> _TASK_
Repeat every record below exactly as it appears.

>> start EXERCISE INPUT

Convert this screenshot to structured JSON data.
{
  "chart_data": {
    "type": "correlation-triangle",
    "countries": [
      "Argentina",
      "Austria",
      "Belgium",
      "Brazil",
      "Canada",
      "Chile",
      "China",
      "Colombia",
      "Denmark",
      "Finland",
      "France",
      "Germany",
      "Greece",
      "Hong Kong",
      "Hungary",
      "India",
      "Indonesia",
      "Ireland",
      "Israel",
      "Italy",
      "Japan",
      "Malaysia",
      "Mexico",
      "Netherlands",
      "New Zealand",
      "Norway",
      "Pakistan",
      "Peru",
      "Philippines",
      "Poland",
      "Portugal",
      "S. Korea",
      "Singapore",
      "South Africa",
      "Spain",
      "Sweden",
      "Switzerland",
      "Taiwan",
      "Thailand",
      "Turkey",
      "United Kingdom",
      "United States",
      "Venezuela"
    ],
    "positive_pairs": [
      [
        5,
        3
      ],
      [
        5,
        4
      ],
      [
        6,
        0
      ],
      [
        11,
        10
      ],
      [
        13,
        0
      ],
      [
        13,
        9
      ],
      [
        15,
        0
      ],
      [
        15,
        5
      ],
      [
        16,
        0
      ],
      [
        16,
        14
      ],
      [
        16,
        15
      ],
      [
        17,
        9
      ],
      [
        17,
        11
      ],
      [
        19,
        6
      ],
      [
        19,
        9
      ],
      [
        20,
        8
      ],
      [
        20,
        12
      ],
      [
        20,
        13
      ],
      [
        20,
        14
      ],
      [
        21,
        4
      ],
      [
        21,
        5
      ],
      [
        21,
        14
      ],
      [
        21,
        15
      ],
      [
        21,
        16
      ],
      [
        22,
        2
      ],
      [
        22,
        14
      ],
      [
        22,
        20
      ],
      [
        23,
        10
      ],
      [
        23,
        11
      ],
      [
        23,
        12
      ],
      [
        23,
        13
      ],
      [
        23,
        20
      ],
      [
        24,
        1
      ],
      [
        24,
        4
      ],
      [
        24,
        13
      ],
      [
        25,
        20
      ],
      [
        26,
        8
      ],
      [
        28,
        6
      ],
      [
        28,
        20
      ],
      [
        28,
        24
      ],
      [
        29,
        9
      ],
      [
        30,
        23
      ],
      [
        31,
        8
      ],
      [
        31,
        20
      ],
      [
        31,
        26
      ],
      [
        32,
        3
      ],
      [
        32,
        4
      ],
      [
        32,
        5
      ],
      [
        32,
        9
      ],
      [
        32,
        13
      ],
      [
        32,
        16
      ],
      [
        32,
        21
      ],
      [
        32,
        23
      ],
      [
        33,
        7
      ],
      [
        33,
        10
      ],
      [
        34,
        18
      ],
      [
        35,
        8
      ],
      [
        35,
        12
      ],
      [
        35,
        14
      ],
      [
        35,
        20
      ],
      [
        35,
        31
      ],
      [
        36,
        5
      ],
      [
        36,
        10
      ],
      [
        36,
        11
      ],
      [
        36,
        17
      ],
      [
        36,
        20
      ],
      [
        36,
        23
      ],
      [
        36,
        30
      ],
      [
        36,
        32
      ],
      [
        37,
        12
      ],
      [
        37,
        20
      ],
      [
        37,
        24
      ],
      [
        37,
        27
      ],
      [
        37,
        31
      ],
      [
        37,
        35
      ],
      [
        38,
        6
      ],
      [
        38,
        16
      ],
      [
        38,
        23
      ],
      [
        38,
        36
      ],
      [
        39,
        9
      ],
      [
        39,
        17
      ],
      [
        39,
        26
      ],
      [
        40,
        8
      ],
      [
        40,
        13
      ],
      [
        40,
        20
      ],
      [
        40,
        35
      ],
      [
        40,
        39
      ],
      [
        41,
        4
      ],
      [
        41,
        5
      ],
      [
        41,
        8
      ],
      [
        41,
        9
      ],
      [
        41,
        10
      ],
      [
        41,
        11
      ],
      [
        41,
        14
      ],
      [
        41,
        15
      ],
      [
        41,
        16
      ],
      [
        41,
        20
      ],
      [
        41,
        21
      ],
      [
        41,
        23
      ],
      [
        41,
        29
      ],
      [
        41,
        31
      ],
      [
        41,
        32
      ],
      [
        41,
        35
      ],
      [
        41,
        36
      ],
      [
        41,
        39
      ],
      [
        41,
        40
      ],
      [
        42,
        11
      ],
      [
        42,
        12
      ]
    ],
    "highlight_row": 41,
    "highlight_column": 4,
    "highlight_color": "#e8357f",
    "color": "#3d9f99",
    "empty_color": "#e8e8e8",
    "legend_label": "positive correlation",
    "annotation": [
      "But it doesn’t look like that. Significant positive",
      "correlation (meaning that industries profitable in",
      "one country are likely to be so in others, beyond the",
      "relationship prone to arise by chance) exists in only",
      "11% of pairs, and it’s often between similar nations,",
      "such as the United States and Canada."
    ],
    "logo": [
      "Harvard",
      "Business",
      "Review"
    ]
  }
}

>> end EXERCISE INPUT

> _EXERCISE SOLUTION_
Convert this screenshot to structured JSON data.
{
  "chart_data": {
    "type": "correlation-triangle",
    "countries": [
      "Argentina",
      "Austria",
      "Belgium",
      "Brazil",
      "Canada",
      "Chile",
      "China",
      "Colombia",
      "Denmark",
      "Finland",
      "France",
      "Germany",
      "Greece",
      "Hong Kong",
      "Hungary",
      "India",
      "Indonesia",
      "Ireland",
      "Israel",
      "Italy",
      "Japan",
      "Malaysia",
      "Mexico",
      "Netherlands",
      "New Zealand",
      "Norway",
      "Pakistan",
      "Peru",
      "Philippines",
      "Poland",
      "Portugal",
      "S. Korea",
      "Singapore",
      "South Africa",
      "Spain",
      "Sweden",
      "Switzerland",
      "Taiwan",
      "Thailand",
      "Turkey",
      "United Kingdom",
      "United States",
      "Venezuela"
    ],
    "positive_pairs": [
      [
        5,
        3
      ],
      [
        5,
        4
      ],
      [
        6,
        0
      ],
      [
        11,
        10
      ],
      [
        13,
        0
      ],
      [
        13,
        9
      ],
      [
        15,
        0
      ],
      [
        15,
        5
      ],
      [
        16,
        0
      ],
      [
        16,
        14
      ],
      [
        16,
        15
      ],
      [
        17,
        9
      ],
      [
        17,
        11
      ],
      [
        19,
        6
      ],
      [
        19,
        9
      ],
      [
        20,
        8
      ],
      [
        20,
        12
      ],
      [
        20,
        13
      ],
      [
        20,
        14
      ],
      [
        21,
        4
      ],
      [
        21,
        5
      ],
      [
        21,
        14
      ],
      [
        21,
        15
      ],
      [
        21,
        16
      ],
      [
        22,
        2
      ],
      [
        22,
        14
      ],
      [
        22,
        20
      ],
      [
        23,
        10
      ],
      [
        23,
        11
      ],
      [
        23,
        12
      ],
      [
        23,
        13
      ],
      [
        23,
        20
      ],
      [
        24,
        1
      ],
      [
        24,
        4
      ],
      [
        24,
        13
      ],
      [
        25,
        20
      ],
      [
        26,
        8
      ],
      [
        28,
        6
      ],
      [
        28,
        20
      ],
      [
        28,
        24
      ],
      [
        29,
        9
      ],
      [
        30,
        23
      ],
      [
        31,
        8
      ],
      [
        31,
        20
      ],
      [
        31,
        26
      ],
      [
        32,
        3
      ],
      [
        32,
        4
      ],
      [
        32,
        5
      ],
      [
        32,
        9
      ],
      [
        32,
        13
      ],
      [
        32,
        16
      ],
      [
        32,
        21
      ],
      [
        32,
        23
      ],
      [
        33,
        7
      ],
      [
        33,
        10
      ],
      [
        34,
        18
      ],
      [
        35,
        8
      ],
      [
        35,
        12
      ],
      [
        35,
        14
      ],
      [
        35,
        20
      ],
      [
        35,
        31
      ],
      [
        36,
        5
      ],
      [
        36,
        10
      ],
      [
        36,
        11
      ],
      [
        36,
        17
      ],
      [
        36,
        20
      ],
      [
        36,
        23
      ],
      [
        36,
        30
      ],
      [
        36,
        32
      ],
      [
        37,
        12
      ],
      [
        37,
        20
      ],
      [
        37,
        24
      ],
      [
        37,
        27
      ],
      [
        37,
        31
      ],
      [
        37,
        35
      ],
      [
        38,
        6
      ],
      [
        38,
        16
      ],
      [
        38,
        23
      ],
      [
        38,
        36
      ],
      [
        39,
        9
      ],
      [
        39,
        17
      ],
      [
        39,
        26
      ],
      [
        40,
        8
      ],
      [
        40,
        13
      ],
      [
        40,
        20
      ],
      [
        40,
        35
      ],
      [
        40,
        39
      ],
      [
        41,
        4
      ],
      [
        41,
        5
      ],
      [
        41,
        8
      ],
      [
        41,
        9
      ],
      [
        41,
        10
      ],
      [
        41,
        11
      ],
      [
        41,
        14
      ],
      [
        41,
        15
      ],
      [
        41,
        16
      ],
      [
        41,
        20
      ],
      [
        41,
        21
      ],
      [
        41,
        23
      ],
      [
        41,
        29
      ],
      [
        41,
        31
      ],
      [
        41,
        32
      ],
      [
        41,
        35
      ],
      [
        41,
        36
      ],
      [
        41,
        39
      ],
      [
        41,
        40
      ],
      [
        42,
        11
      ],
      [
        42,
        12
      ]
    ],
    "highlight_row": 41,
    "highlight_column": 4,
    "highlight_color": "#e8357f",
    "color": "#3d9f99",
    "empty_color": "#e8e8e8",
    "legend_label": "positive correlation",
    "annotation": [
      "But it doesn’t look like that. Significant positive",
      "correlation (meaning that industries profitable in",
      "one country are likely to be so in others, beyond the",
      "relationship prone to arise by chance) exists in only",
      "11% of pairs, and it’s often between similar nations,",
      "such as the United States and Canada."
    ],
    "logo": [
      "Harvard",
      "Business",
      "Review"
    ]
  }
}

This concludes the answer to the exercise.